- [TASK DIRECTIONS] Exactly as written, please set down all of the entries again, with no pictures.

- [A block of data]
* begin *
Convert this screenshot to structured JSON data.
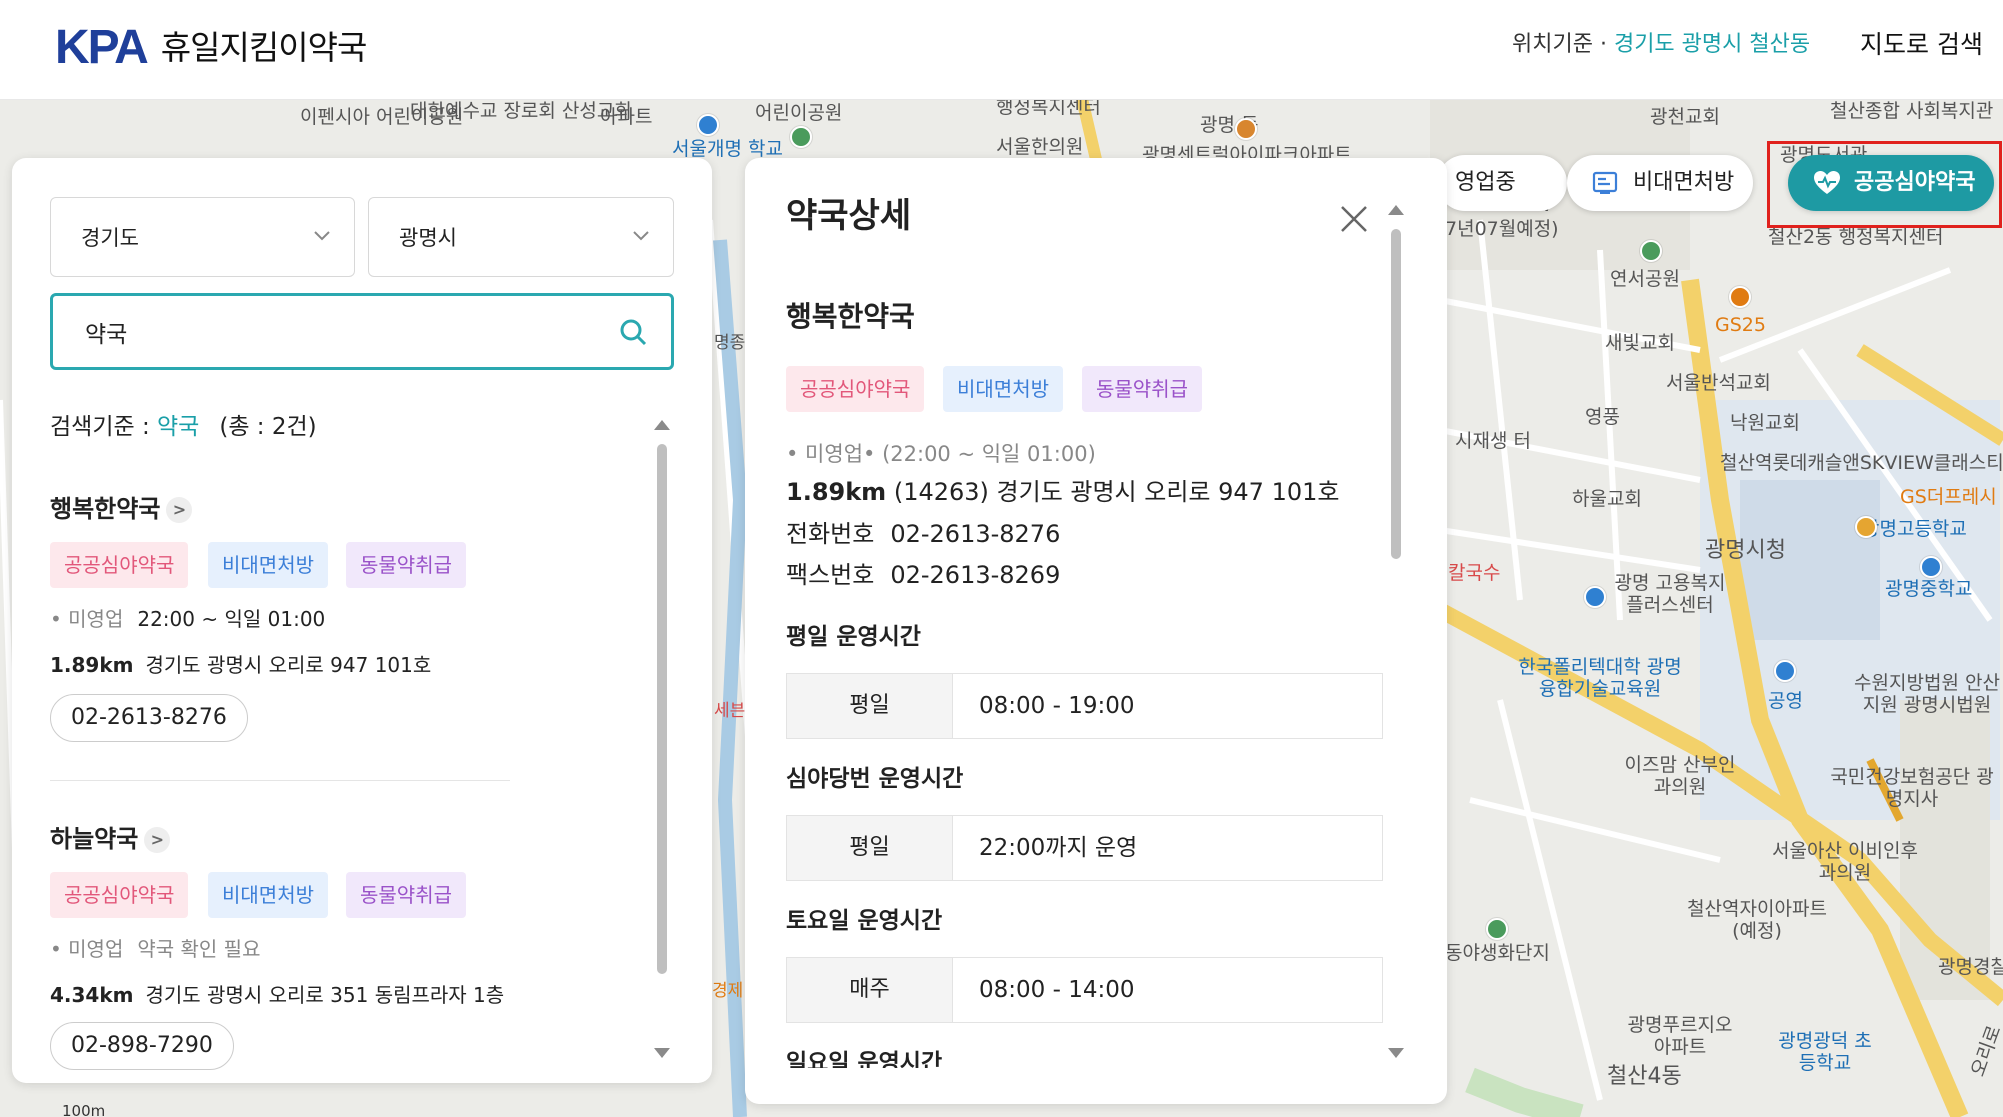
{
  "header": {
    "logo_mark": "KPA",
    "logo_text": "휴일지킴이약국",
    "location_prefix": "위치기준 · ",
    "location_value": "경기도 광명시 철산동",
    "map_search": "지도로 검색"
  },
  "colors": {
    "accent": "#1e9aa3",
    "brand_blue": "#1f3f9a",
    "highlight_red": "#e0211d",
    "tag_pink": "#e2577a",
    "tag_blue": "#3c7fd8",
    "tag_purple": "#9a52c9"
  },
  "filters": {
    "province": "경기도",
    "city": "광명시",
    "query": "약국"
  },
  "results": {
    "criteria_label": "검색기준 : ",
    "criteria_query": "약국",
    "total": "(총 : 2건)",
    "items": [
      {
        "name": "행복한약국",
        "tags": [
          "공공심야약국",
          "비대면처방",
          "동물약취급"
        ],
        "status": "미영업",
        "hours": "22:00 ~ 익일 01:00",
        "distance": "1.89km",
        "address": "경기도 광명시 오리로 947 101호",
        "phone": "02-2613-8276"
      },
      {
        "name": "하늘약국",
        "tags": [
          "공공심야약국",
          "비대면처방",
          "동물약취급"
        ],
        "status": "미영업",
        "hours": "약국 확인 필요",
        "distance": "4.34km",
        "address": "경기도 광명시 오리로 351 동림프라자 1층",
        "phone": "02-898-7290"
      }
    ]
  },
  "detail": {
    "title": "약국상세",
    "name": "행복한약국",
    "tags": [
      "공공심야약국",
      "비대면처방",
      "동물약취급"
    ],
    "status_line": "• 미영업•  (22:00 ~ 익일 01:00)",
    "distance": "1.89km",
    "address": "(14263) 경기도 광명시 오리로 947 101호",
    "phone_label": "전화번호",
    "phone": "02-2613-8276",
    "fax_label": "팩스번호",
    "fax": "02-2613-8269",
    "weekday_title": "평일 운영시간",
    "weekday_key": "평일",
    "weekday_val": "08:00 - 19:00",
    "night_title": "심야당번 운영시간",
    "night_key": "평일",
    "night_val": "22:00까지 운영",
    "sat_title": "토요일 운영시간",
    "sat_key": "매주",
    "sat_val": "08:00 - 14:00",
    "sun_title": "일요일 운영시간"
  },
  "map_filters": {
    "open": "영업중",
    "telemed": "비대면처방",
    "night": "공공심야약국"
  },
  "map_labels": [
    "이펜시아 어린이공원",
    "대한예수교 장로회 산성교회",
    "아파트",
    "서울개명 학교",
    "어린이공원",
    "행정복지센터",
    "서울한의원",
    "광명 동",
    "광명센트럴아이파크아파트",
    "광천교회",
    "철산종합 사회복지관",
    "광명도서관",
    "KVIEW",
    "7년07월예정)",
    "철산2동 행정복지센터",
    "연서공원",
    "GS25",
    "새빛교회",
    "서울반석교회",
    "영풍",
    "낙원교회",
    "시재생 터",
    "철산역롯데캐슬앤SKVIEW클래스티",
    "GS더프레시",
    "하울교회",
    "광명고등학교",
    "광명시청",
    "광명 고용복지 플러스센터",
    "광명중학교",
    "칼국수",
    "한국폴리텍대학 광명융합기술교육원",
    "공영",
    "수원지방법원 안산지원 광명시법원",
    "이즈맘 산부인과의원",
    "국민건강보험공단 광명지사",
    "서울아산 이비인후과의원",
    "철산역자이아파트 (예정)",
    "동야생화단지",
    "광명경찰",
    "광명푸르지오 아파트",
    "광명광덕 초등학교",
    "철산4동",
    "오리로",
    "명종 자지",
    "세븐",
    "경제 시청",
    "100m"
  ]
}
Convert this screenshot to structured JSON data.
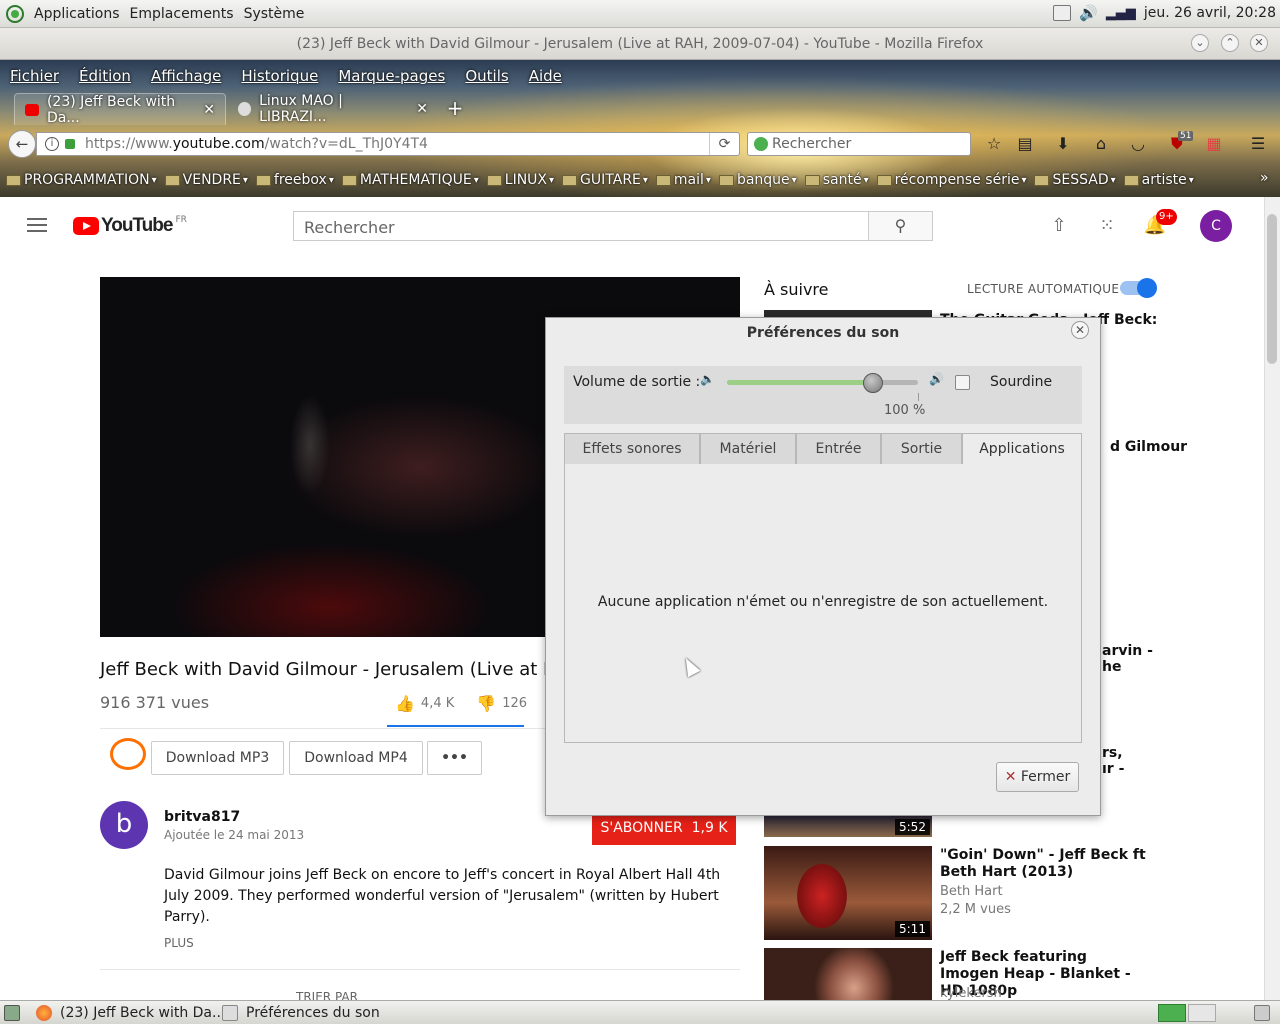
* end *
- [TASK SOLUTION]
Convert this screenshot to structured JSON data.
{
  "header": {
    "logo_mark": "KPA",
    "logo_text": "휴일지킴이약국",
    "location_prefix": "위치기준 · ",
    "location_value": "경기도 광명시 철산동",
    "map_search": "지도로 검색"
  },
  "colors": {
    "accent": "#1e9aa3",
    "brand_blue": "#1f3f9a",
    "highlight_red": "#e0211d",
    "tag_pink": "#e2577a",
    "tag_blue": "#3c7fd8",
    "tag_purple": "#9a52c9"
  },
  "filters": {
    "province": "경기도",
    "city": "광명시",
    "query": "약국"
  },
  "results": {
    "criteria_label": "검색기준 : ",
    "criteria_query": "약국",
    "total": "(총 : 2건)",
    "items": [
      {
        "name": "행복한약국",
        "tags": [
          "공공심야약국",
          "비대면처방",
          "동물약취급"
        ],
        "status": "미영업",
        "hours": "22:00 ~ 익일 01:00",
        "distance": "1.89km",
        "address": "경기도 광명시 오리로 947 101호",
        "phone": "02-2613-8276"
      },
      {
        "name": "하늘약국",
        "tags": [
          "공공심야약국",
          "비대면처방",
          "동물약취급"
        ],
        "status": "미영업",
        "hours": "약국 확인 필요",
        "distance": "4.34km",
        "address": "경기도 광명시 오리로 351 동림프라자 1층",
        "phone": "02-898-7290"
      }
    ]
  },
  "detail": {
    "title": "약국상세",
    "name": "행복한약국",
    "tags": [
      "공공심야약국",
      "비대면처방",
      "동물약취급"
    ],
    "status_line": "• 미영업•  (22:00 ~ 익일 01:00)",
    "distance": "1.89km",
    "address": "(14263) 경기도 광명시 오리로 947 101호",
    "phone_label": "전화번호",
    "phone": "02-2613-8276",
    "fax_label": "팩스번호",
    "fax": "02-2613-8269",
    "weekday_title": "평일 운영시간",
    "weekday_key": "평일",
    "weekday_val": "08:00 - 19:00",
    "night_title": "심야당번 운영시간",
    "night_key": "평일",
    "night_val": "22:00까지 운영",
    "sat_title": "토요일 운영시간",
    "sat_key": "매주",
    "sat_val": "08:00 - 14:00",
    "sun_title": "일요일 운영시간"
  },
  "map_filters": {
    "open": "영업중",
    "telemed": "비대면처방",
    "night": "공공심야약국"
  },
  "map_labels": [
    "이펜시아 어린이공원",
    "대한예수교 장로회 산성교회",
    "아파트",
    "서울개명 학교",
    "어린이공원",
    "행정복지센터",
    "서울한의원",
    "광명 동",
    "광명센트럴아이파크아파트",
    "광천교회",
    "철산종합 사회복지관",
    "광명도서관",
    "KVIEW",
    "7년07월예정)",
    "철산2동 행정복지센터",
    "연서공원",
    "GS25",
    "새빛교회",
    "서울반석교회",
    "영풍",
    "낙원교회",
    "시재생 터",
    "철산역롯데캐슬앤SKVIEW클래스티",
    "GS더프레시",
    "하울교회",
    "광명고등학교",
    "광명시청",
    "광명 고용복지 플러스센터",
    "광명중학교",
    "칼국수",
    "한국폴리텍대학 광명융합기술교육원",
    "공영",
    "수원지방법원 안산지원 광명시법원",
    "이즈맘 산부인과의원",
    "국민건강보험공단 광명지사",
    "서울아산 이비인후과의원",
    "철산역자이아파트 (예정)",
    "동야생화단지",
    "광명경찰",
    "광명푸르지오 아파트",
    "광명광덕 초등학교",
    "철산4동",
    "오리로",
    "명종 자지",
    "세븐",
    "경제 시청",
    "100m"
  ]
}
Convert this screenshot to structured JSON data.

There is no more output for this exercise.